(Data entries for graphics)

§

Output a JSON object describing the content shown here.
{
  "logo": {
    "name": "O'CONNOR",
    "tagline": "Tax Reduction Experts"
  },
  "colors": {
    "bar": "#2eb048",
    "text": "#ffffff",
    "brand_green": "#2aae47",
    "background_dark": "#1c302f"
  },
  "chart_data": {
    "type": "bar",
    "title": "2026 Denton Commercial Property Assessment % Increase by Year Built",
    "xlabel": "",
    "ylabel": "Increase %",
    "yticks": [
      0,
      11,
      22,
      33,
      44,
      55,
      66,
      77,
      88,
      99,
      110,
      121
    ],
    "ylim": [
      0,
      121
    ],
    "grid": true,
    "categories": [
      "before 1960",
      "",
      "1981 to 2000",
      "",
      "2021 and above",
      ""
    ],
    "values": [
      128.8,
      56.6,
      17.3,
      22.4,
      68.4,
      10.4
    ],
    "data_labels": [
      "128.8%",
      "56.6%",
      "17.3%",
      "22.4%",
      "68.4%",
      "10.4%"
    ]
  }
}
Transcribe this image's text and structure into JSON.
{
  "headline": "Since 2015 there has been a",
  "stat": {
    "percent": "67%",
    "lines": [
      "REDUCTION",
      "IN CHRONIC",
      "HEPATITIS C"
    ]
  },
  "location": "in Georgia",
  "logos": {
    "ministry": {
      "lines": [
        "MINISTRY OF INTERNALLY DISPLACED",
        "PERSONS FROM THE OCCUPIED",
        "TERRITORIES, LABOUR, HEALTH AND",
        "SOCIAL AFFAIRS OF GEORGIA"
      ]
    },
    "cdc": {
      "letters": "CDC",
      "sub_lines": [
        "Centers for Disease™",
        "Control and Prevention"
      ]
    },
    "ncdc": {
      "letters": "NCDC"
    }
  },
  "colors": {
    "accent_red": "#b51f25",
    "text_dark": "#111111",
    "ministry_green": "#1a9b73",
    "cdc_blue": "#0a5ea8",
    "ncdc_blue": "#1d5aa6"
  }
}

§

→ **TASK DETAILS**: Collect every line above that contains the word "JSON".

→ **EXERCISE RESULT**:
Output a JSON object describing the content shown here.
Transcribe this image's text and structure into JSON.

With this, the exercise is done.